| EXERCISE DESCRIPTION |
Quote the listing below in its entirety.

** start **

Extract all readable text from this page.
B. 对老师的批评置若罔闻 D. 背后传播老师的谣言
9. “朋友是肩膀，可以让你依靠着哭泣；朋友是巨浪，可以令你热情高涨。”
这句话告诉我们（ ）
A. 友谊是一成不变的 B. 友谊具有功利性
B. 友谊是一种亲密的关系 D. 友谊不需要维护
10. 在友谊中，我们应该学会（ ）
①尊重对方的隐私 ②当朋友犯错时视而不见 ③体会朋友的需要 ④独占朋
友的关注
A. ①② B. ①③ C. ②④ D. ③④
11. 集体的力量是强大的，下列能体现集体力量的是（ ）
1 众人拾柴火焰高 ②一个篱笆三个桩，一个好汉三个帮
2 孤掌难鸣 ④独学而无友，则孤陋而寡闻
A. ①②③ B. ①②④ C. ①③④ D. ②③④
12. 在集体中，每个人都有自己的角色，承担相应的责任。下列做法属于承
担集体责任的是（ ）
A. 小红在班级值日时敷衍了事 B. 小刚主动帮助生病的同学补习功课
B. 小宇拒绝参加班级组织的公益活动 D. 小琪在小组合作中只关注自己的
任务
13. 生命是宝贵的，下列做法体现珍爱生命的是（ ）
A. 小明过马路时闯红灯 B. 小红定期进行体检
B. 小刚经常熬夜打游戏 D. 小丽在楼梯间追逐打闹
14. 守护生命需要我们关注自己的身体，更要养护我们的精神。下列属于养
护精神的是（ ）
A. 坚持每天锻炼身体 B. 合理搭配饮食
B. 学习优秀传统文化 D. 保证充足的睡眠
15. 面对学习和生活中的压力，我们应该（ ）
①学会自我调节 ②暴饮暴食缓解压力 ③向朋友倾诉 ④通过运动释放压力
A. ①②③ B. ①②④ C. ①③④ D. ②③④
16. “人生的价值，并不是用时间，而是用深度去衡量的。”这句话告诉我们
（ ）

** end **

| EXERCISE OUTPUT |
Extract all readable text from this page.
B. 对老师的批评置若罔闻 D. 背后传播老师的谣言
9. “朋友是肩膀，可以让你依靠着哭泣；朋友是巨浪，可以令你热情高涨。”
这句话告诉我们（ ）
A. 友谊是一成不变的 B. 友谊具有功利性
B. 友谊是一种亲密的关系 D. 友谊不需要维护
10. 在友谊中，我们应该学会（ ）
①尊重对方的隐私 ②当朋友犯错时视而不见 ③体会朋友的需要 ④独占朋
友的关注
A. ①② B. ①③ C. ②④ D. ③④
11. 集体的力量是强大的，下列能体现集体力量的是（ ）
1 众人拾柴火焰高 ②一个篱笆三个桩，一个好汉三个帮
2 孤掌难鸣 ④独学而无友，则孤陋而寡闻
A. ①②③ B. ①②④ C. ①③④ D. ②③④
12. 在集体中，每个人都有自己的角色，承担相应的责任。下列做法属于承
担集体责任的是（ ）
A. 小红在班级值日时敷衍了事 B. 小刚主动帮助生病的同学补习功课
B. 小宇拒绝参加班级组织的公益活动 D. 小琪在小组合作中只关注自己的
任务
13. 生命是宝贵的，下列做法体现珍爱生命的是（ ）
A. 小明过马路时闯红灯 B. 小红定期进行体检
B. 小刚经常熬夜打游戏 D. 小丽在楼梯间追逐打闹
14. 守护生命需要我们关注自己的身体，更要养护我们的精神。下列属于养
护精神的是（ ）
A. 坚持每天锻炼身体 B. 合理搭配饮食
B. 学习优秀传统文化 D. 保证充足的睡眠
15. 面对学习和生活中的压力，我们应该（ ）
①学会自我调节 ②暴饮暴食缓解压力 ③向朋友倾诉 ④通过运动释放压力
A. ①②③ B. ①②④ C. ①③④ D. ②③④
16. “人生的价值，并不是用时间，而是用深度去衡量的。”这句话告诉我们
（ ）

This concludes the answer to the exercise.